-- Start --

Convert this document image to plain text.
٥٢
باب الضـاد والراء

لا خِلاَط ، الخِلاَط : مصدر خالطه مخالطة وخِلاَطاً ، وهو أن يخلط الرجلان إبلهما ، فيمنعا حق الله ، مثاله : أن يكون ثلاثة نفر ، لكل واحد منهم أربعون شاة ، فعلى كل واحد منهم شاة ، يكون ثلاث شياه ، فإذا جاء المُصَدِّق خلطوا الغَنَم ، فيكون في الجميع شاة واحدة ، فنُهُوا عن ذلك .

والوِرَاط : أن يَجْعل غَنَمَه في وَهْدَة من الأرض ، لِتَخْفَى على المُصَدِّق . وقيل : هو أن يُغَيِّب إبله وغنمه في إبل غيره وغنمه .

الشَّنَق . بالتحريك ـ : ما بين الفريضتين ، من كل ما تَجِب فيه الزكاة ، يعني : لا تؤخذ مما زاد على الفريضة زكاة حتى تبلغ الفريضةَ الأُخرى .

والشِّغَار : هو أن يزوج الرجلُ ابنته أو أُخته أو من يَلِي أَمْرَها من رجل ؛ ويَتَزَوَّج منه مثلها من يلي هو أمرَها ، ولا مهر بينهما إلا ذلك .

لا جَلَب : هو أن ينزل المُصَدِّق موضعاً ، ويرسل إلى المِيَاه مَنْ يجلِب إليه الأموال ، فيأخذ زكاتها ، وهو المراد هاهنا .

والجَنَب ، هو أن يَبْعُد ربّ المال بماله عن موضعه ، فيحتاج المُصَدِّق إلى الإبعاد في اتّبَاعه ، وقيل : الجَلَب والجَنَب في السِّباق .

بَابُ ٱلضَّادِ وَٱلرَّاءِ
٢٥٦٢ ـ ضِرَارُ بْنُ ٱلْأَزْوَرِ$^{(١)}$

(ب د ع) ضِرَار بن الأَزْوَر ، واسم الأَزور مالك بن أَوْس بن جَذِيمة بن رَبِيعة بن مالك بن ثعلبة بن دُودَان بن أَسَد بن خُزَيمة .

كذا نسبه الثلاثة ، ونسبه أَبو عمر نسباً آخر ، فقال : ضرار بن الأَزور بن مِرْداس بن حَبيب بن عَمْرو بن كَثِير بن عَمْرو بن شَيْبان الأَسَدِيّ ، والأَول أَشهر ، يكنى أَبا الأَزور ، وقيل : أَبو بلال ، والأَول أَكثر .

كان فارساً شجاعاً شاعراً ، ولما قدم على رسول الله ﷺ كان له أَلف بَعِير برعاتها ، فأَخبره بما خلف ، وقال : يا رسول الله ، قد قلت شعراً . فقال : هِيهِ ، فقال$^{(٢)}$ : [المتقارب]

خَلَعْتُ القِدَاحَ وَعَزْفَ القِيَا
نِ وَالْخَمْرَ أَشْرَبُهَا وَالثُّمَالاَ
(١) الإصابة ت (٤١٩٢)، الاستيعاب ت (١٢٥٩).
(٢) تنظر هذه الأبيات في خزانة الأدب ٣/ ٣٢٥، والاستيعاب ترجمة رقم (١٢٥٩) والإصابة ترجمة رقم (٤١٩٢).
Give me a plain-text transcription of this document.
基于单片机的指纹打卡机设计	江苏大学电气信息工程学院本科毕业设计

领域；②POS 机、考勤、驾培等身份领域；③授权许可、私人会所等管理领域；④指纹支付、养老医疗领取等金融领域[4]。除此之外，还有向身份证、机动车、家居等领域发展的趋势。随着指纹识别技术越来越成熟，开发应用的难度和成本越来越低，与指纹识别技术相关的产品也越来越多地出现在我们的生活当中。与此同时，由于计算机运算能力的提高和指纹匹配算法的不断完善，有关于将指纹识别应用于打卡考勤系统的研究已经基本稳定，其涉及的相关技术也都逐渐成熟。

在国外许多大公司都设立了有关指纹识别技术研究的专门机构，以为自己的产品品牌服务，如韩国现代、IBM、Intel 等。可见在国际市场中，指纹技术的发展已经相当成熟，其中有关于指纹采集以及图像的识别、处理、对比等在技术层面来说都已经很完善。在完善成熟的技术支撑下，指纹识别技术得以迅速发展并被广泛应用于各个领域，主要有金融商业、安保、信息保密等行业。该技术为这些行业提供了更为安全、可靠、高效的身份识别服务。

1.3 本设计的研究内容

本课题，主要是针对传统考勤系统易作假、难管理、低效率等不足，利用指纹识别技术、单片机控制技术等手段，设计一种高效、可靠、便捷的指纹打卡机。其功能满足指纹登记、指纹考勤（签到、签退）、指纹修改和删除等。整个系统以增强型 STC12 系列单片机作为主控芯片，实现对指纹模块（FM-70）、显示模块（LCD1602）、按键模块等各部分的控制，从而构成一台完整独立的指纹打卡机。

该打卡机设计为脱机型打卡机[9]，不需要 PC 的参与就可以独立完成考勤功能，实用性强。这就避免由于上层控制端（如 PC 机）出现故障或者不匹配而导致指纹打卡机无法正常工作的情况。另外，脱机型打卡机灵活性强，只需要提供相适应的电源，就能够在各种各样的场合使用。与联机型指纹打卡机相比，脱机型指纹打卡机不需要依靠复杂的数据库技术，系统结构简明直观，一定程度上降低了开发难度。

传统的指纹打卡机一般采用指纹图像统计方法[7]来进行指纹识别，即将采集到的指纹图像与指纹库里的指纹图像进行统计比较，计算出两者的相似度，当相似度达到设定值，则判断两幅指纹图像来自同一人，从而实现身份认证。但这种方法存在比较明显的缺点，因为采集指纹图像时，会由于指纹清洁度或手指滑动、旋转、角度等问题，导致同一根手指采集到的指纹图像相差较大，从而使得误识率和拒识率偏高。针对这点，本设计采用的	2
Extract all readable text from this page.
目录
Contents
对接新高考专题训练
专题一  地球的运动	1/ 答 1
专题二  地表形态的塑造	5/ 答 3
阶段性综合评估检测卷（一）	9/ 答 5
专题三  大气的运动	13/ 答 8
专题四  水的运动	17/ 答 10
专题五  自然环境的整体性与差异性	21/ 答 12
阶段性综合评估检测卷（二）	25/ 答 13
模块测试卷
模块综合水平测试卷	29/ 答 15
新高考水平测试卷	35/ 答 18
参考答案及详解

-- End --

Write out the entire listing exactly.

Convert this document image to plain text.
٥٢
باب الضـاد والراء

لا خِلاَط ، الخِلاَط : مصدر خالطه مخالطة وخِلاَطاً ، وهو أن يخلط الرجلان إبلهما ، فيمنعا حق الله ، مثاله : أن يكون ثلاثة نفر ، لكل واحد منهم أربعون شاة ، فعلى كل واحد منهم شاة ، يكون ثلاث شياه ، فإذا جاء المُصَدِّق خلطوا الغَنَم ، فيكون في الجميع شاة واحدة ، فنُهُوا عن ذلك .

والوِرَاط : أن يَجْعل غَنَمَه في وَهْدَة من الأرض ، لِتَخْفَى على المُصَدِّق . وقيل : هو أن يُغَيِّب إبله وغنمه في إبل غيره وغنمه .

الشَّنَق . بالتحريك ـ : ما بين الفريضتين ، من كل ما تَجِب فيه الزكاة ، يعني : لا تؤخذ مما زاد على الفريضة زكاة حتى تبلغ الفريضةَ الأُخرى .

والشِّغَار : هو أن يزوج الرجلُ ابنته أو أُخته أو من يَلِي أَمْرَها من رجل ؛ ويَتَزَوَّج منه مثلها من يلي هو أمرَها ، ولا مهر بينهما إلا ذلك .

لا جَلَب : هو أن ينزل المُصَدِّق موضعاً ، ويرسل إلى المِيَاه مَنْ يجلِب إليه الأموال ، فيأخذ زكاتها ، وهو المراد هاهنا .

والجَنَب ، هو أن يَبْعُد ربّ المال بماله عن موضعه ، فيحتاج المُصَدِّق إلى الإبعاد في اتّبَاعه ، وقيل : الجَلَب والجَنَب في السِّباق .

بَابُ ٱلضَّادِ وَٱلرَّاءِ
٢٥٦٢ ـ ضِرَارُ بْنُ ٱلْأَزْوَرِ$^{(١)}$

(ب د ع) ضِرَار بن الأَزْوَر ، واسم الأَزور مالك بن أَوْس بن جَذِيمة بن رَبِيعة بن مالك بن ثعلبة بن دُودَان بن أَسَد بن خُزَيمة .

كذا نسبه الثلاثة ، ونسبه أَبو عمر نسباً آخر ، فقال : ضرار بن الأَزور بن مِرْداس بن حَبيب بن عَمْرو بن كَثِير بن عَمْرو بن شَيْبان الأَسَدِيّ ، والأَول أَشهر ، يكنى أَبا الأَزور ، وقيل : أَبو بلال ، والأَول أَكثر .

كان فارساً شجاعاً شاعراً ، ولما قدم على رسول الله ﷺ كان له أَلف بَعِير برعاتها ، فأَخبره بما خلف ، وقال : يا رسول الله ، قد قلت شعراً . فقال : هِيهِ ، فقال$^{(٢)}$ : [المتقارب]

خَلَعْتُ القِدَاحَ وَعَزْفَ القِيَا
نِ وَالْخَمْرَ أَشْرَبُهَا وَالثُّمَالاَ
(١) الإصابة ت (٤١٩٢)، الاستيعاب ت (١٢٥٩).
(٢) تنظر هذه الأبيات في خزانة الأدب ٣/ ٣٢٥، والاستيعاب ترجمة رقم (١٢٥٩) والإصابة ترجمة رقم (٤١٩٢).
Give me a plain-text transcription of this document.
基于单片机的指纹打卡机设计	江苏大学电气信息工程学院本科毕业设计

领域；②POS 机、考勤、驾培等身份领域；③授权许可、私人会所等管理领域；④指纹支付、养老医疗领取等金融领域[4]。除此之外，还有向身份证、机动车、家居等领域发展的趋势。随着指纹识别技术越来越成熟，开发应用的难度和成本越来越低，与指纹识别技术相关的产品也越来越多地出现在我们的生活当中。与此同时，由于计算机运算能力的提高和指纹匹配算法的不断完善，有关于将指纹识别应用于打卡考勤系统的研究已经基本稳定，其涉及的相关技术也都逐渐成熟。

在国外许多大公司都设立了有关指纹识别技术研究的专门机构，以为自己的产品品牌服务，如韩国现代、IBM、Intel 等。可见在国际市场中，指纹技术的发展已经相当成熟，其中有关于指纹采集以及图像的识别、处理、对比等在技术层面来说都已经很完善。在完善成熟的技术支撑下，指纹识别技术得以迅速发展并被广泛应用于各个领域，主要有金融商业、安保、信息保密等行业。该技术为这些行业提供了更为安全、可靠、高效的身份识别服务。

1.3 本设计的研究内容

本课题，主要是针对传统考勤系统易作假、难管理、低效率等不足，利用指纹识别技术、单片机控制技术等手段，设计一种高效、可靠、便捷的指纹打卡机。其功能满足指纹登记、指纹考勤（签到、签退）、指纹修改和删除等。整个系统以增强型 STC12 系列单片机作为主控芯片，实现对指纹模块（FM-70）、显示模块（LCD1602）、按键模块等各部分的控制，从而构成一台完整独立的指纹打卡机。

该打卡机设计为脱机型打卡机[9]，不需要 PC 的参与就可以独立完成考勤功能，实用性强。这就避免由于上层控制端（如 PC 机）出现故障或者不匹配而导致指纹打卡机无法正常工作的情况。另外，脱机型打卡机灵活性强，只需要提供相适应的电源，就能够在各种各样的场合使用。与联机型指纹打卡机相比，脱机型指纹打卡机不需要依靠复杂的数据库技术，系统结构简明直观，一定程度上降低了开发难度。

传统的指纹打卡机一般采用指纹图像统计方法[7]来进行指纹识别，即将采集到的指纹图像与指纹库里的指纹图像进行统计比较，计算出两者的相似度，当相似度达到设定值，则判断两幅指纹图像来自同一人，从而实现身份认证。但这种方法存在比较明显的缺点，因为采集指纹图像时，会由于指纹清洁度或手指滑动、旋转、角度等问题，导致同一根手指采集到的指纹图像相差较大，从而使得误识率和拒识率偏高。针对这点，本设计采用的	2
Extract all readable text from this page.
目录
Contents
对接新高考专题训练
专题一  地球的运动	1/ 答 1
专题二  地表形态的塑造	5/ 答 3
阶段性综合评估检测卷（一）	9/ 答 5
专题三  大气的运动	13/ 答 8
专题四  水的运动	17/ 答 10
专题五  自然环境的整体性与差异性	21/ 答 12
阶段性综合评估检测卷（二）	25/ 答 13
模块测试卷
模块综合水平测试卷	29/ 答 15
新高考水平测试卷	35/ 答 18
参考答案及详解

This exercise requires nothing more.